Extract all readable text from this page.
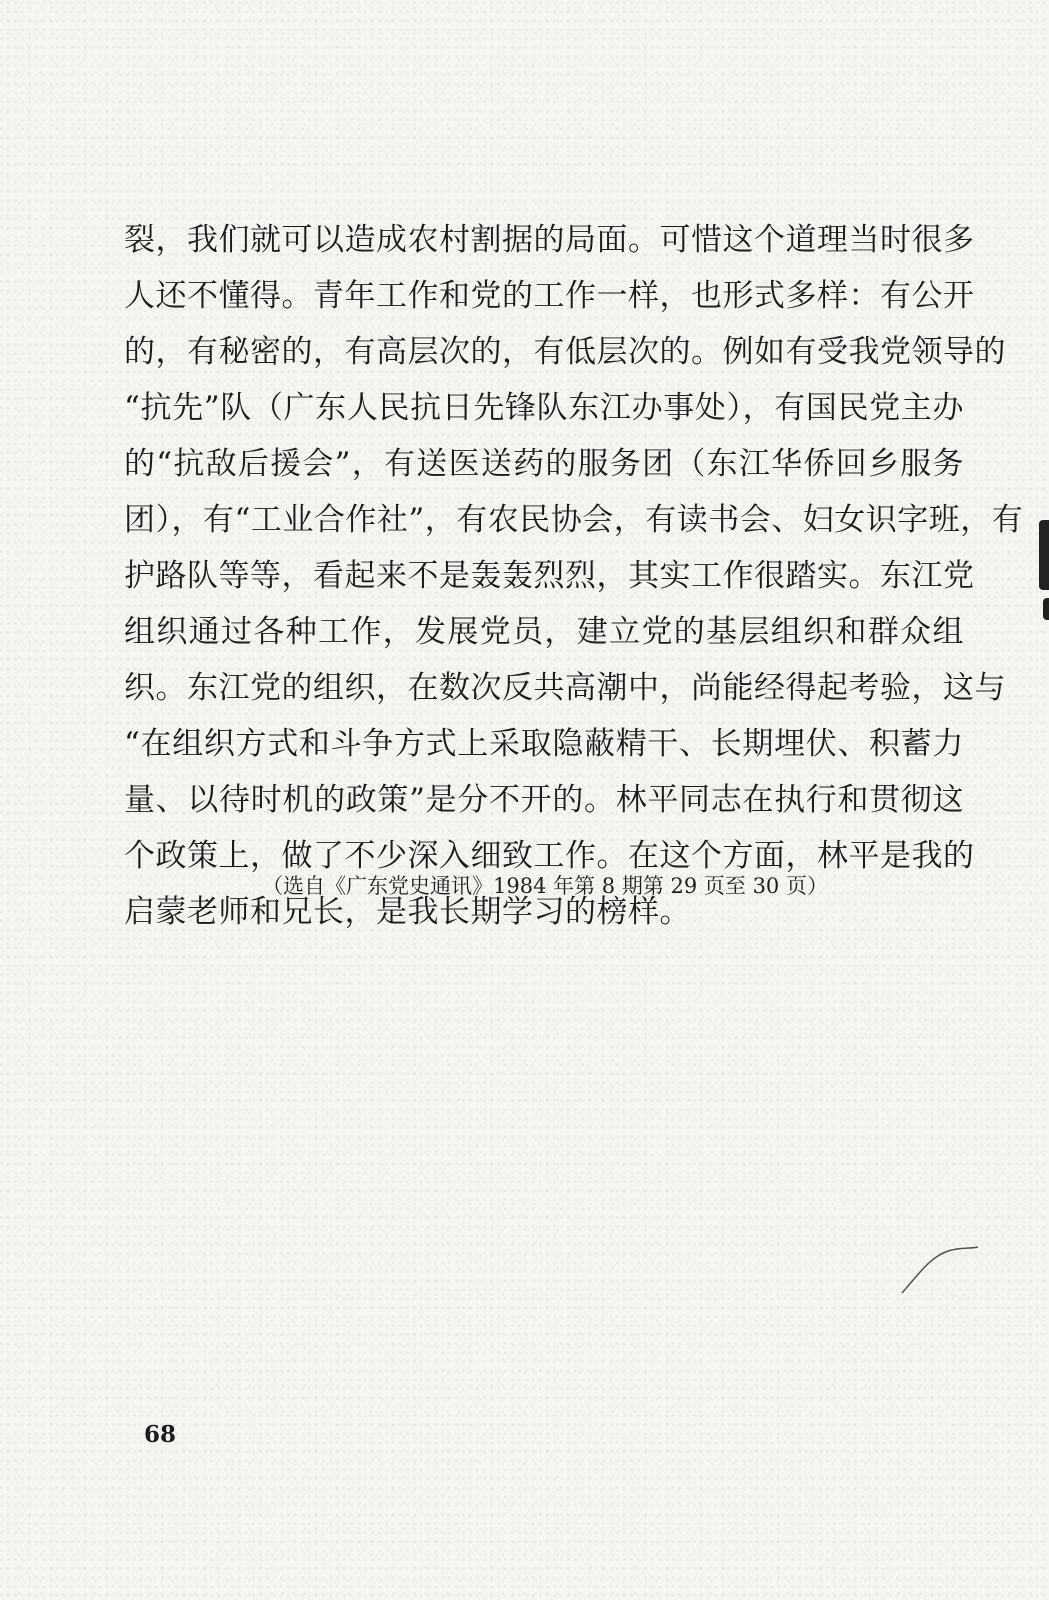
裂，我们就可以造成农村割据的局面。可惜这个道理当时很多
人还不懂得。青年工作和党的工作一样，也形式多样：有公开
的，有秘密的，有高层次的，有低层次的。例如有受我党领导的
“抗先”队（广东人民抗日先锋队东江办事处），有国民党主办
的“抗敌后援会”，有送医送药的服务团（东江华侨回乡服务
团），有“工业合作社”，有农民协会，有读书会、妇女识字班，有
护路队等等，看起来不是轰轰烈烈，其实工作很踏实。东江党
组织通过各种工作，发展党员，建立党的基层组织和群众组
织。东江党的组织，在数次反共高潮中，尚能经得起考验，这与
“在组织方式和斗争方式上采取隐蔽精干、长期埋伏、积蓄力
量、以待时机的政策”是分不开的。林平同志在执行和贯彻这
个政策上，做了不少深入细致工作。在这个方面，林平是我的
启蒙老师和兄长，是我长期学习的榜样。
（选自《广东党史通讯》1984 年第 8 期第 29 页至 30 页）
68
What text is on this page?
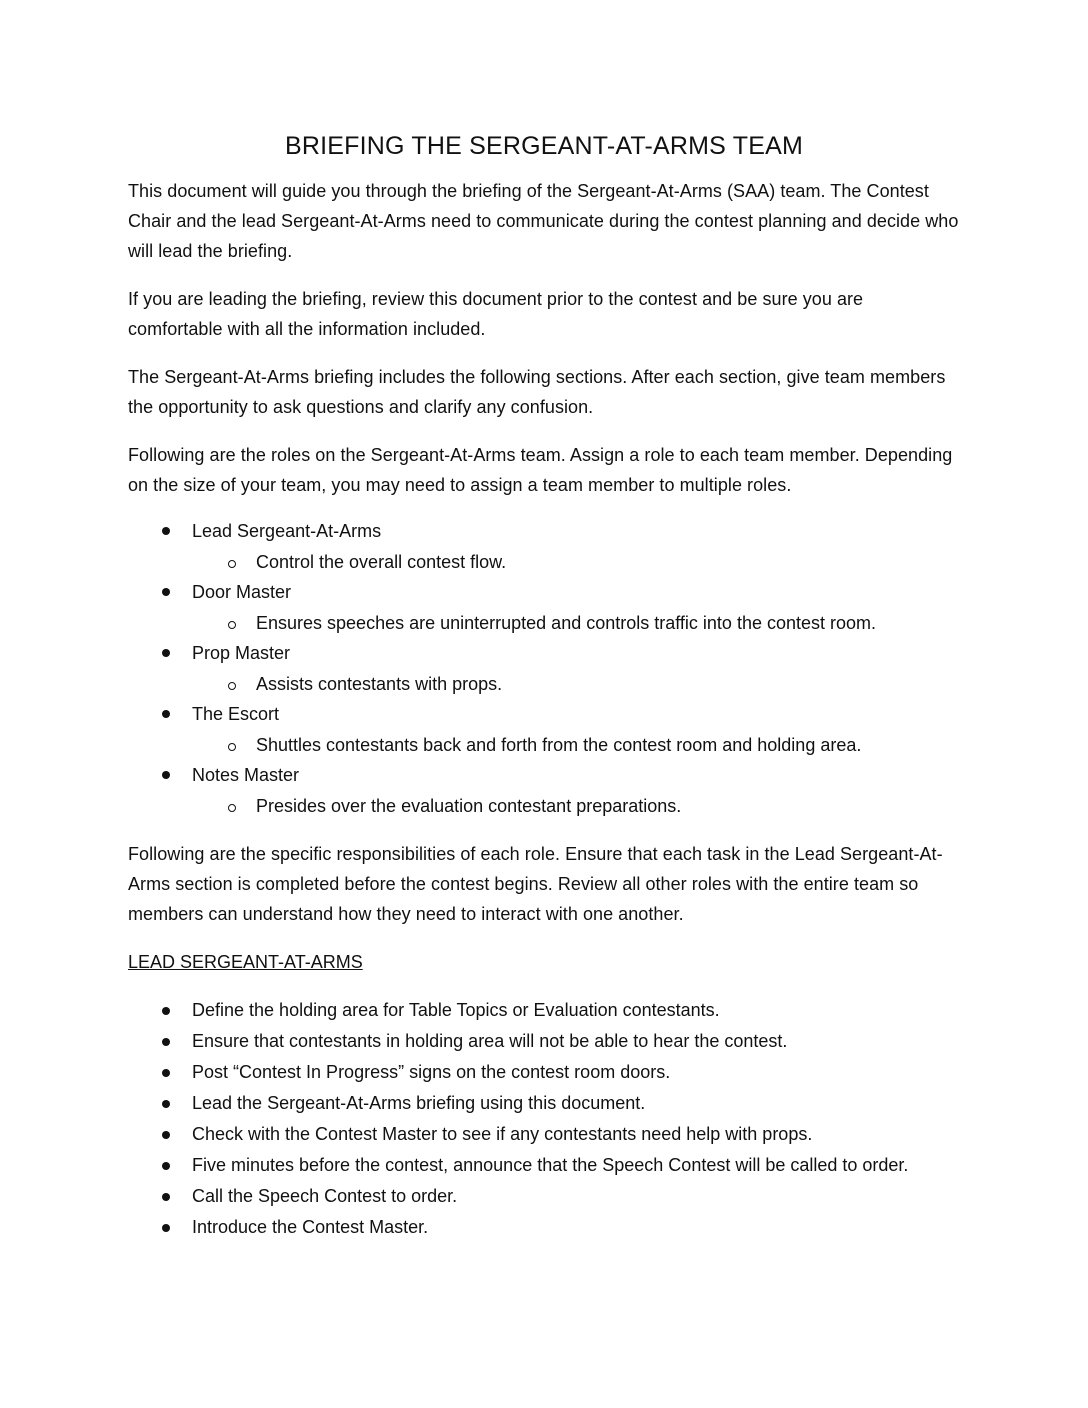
BRIEFING THE SERGEANT-AT-ARMS TEAM

This document will guide you through the briefing of the Sergeant-At-Arms (SAA) team. The Contest Chair and the lead Sergeant-At-Arms need to communicate during the contest planning and decide who will lead the briefing.

If you are leading the briefing, review this document prior to the contest and be sure you are comfortable with all the information included.

The Sergeant-At-Arms briefing includes the following sections. After each section, give team members the opportunity to ask questions and clarify any confusion.

Following are the roles on the Sergeant-At-Arms team. Assign a role to each team member. Depending on the size of your team, you may need to assign a team member to multiple roles.

Lead Sergeant-At-Arms
Control the overall contest flow.
Door Master
Ensures speeches are uninterrupted and controls traffic into the contest room.
Prop Master
Assists contestants with props.
The Escort
Shuttles contestants back and forth from the contest room and holding area.
Notes Master
Presides over the evaluation contestant preparations.

Following are the specific responsibilities of each role. Ensure that each task in the Lead Sergeant-At-Arms section is completed before the contest begins. Review all other roles with the entire team so members can understand how they need to interact with one another.

LEAD SERGEANT-AT-ARMS
Define the holding area for Table Topics or Evaluation contestants.
Ensure that contestants in holding area will not be able to hear the contest.
Post “Contest In Progress” signs on the contest room doors.
Lead the Sergeant-At-Arms briefing using this document.
Check with the Contest Master to see if any contestants need help with props.
Five minutes before the contest, announce that the Speech Contest will be called to order.
Call the Speech Contest to order.
Introduce the Contest Master.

(Stated task)
Omit all pictures while transcribing the entries verbatim.

(Solution for this task)
Extract all readable text from this page.
裂，我们就可以造成农村割据的局面。可惜这个道理当时很多
人还不懂得。青年工作和党的工作一样，也形式多样：有公开
的，有秘密的，有高层次的，有低层次的。例如有受我党领导的
“抗先”队（广东人民抗日先锋队东江办事处），有国民党主办
的“抗敌后援会”，有送医送药的服务团（东江华侨回乡服务
团），有“工业合作社”，有农民协会，有读书会、妇女识字班，有
护路队等等，看起来不是轰轰烈烈，其实工作很踏实。东江党
组织通过各种工作，发展党员，建立党的基层组织和群众组
织。东江党的组织，在数次反共高潮中，尚能经得起考验，这与
“在组织方式和斗争方式上采取隐蔽精干、长期埋伏、积蓄力
量、以待时机的政策”是分不开的。林平同志在执行和贯彻这
个政策上，做了不少深入细致工作。在这个方面，林平是我的
启蒙老师和兄长，是我长期学习的榜样。
（选自《广东党史通讯》1984 年第 8 期第 29 页至 30 页）
68
What text is on this page?
BRIEFING THE SERGEANT-AT-ARMS TEAM

This document will guide you through the briefing of the Sergeant-At-Arms (SAA) team. The Contest Chair and the lead Sergeant-At-Arms need to communicate during the contest planning and decide who will lead the briefing.

If you are leading the briefing, review this document prior to the contest and be sure you are comfortable with all the information included.

The Sergeant-At-Arms briefing includes the following sections. After each section, give team members the opportunity to ask questions and clarify any confusion.

Following are the roles on the Sergeant-At-Arms team. Assign a role to each team member. Depending on the size of your team, you may need to assign a team member to multiple roles.

Lead Sergeant-At-Arms
Control the overall contest flow.
Door Master
Ensures speeches are uninterrupted and controls traffic into the contest room.
Prop Master
Assists contestants with props.
The Escort
Shuttles contestants back and forth from the contest room and holding area.
Notes Master
Presides over the evaluation contestant preparations.

Following are the specific responsibilities of each role. Ensure that each task in the Lead Sergeant-At-Arms section is completed before the contest begins. Review all other roles with the entire team so members can understand how they need to interact with one another.

LEAD SERGEANT-AT-ARMS
Define the holding area for Table Topics or Evaluation contestants.
Ensure that contestants in holding area will not be able to hear the contest.
Post “Contest In Progress” signs on the contest room doors.
Lead the Sergeant-At-Arms briefing using this document.
Check with the Contest Master to see if any contestants need help with props.
Five minutes before the contest, announce that the Speech Contest will be called to order.
Call the Speech Contest to order.
Introduce the Contest Master.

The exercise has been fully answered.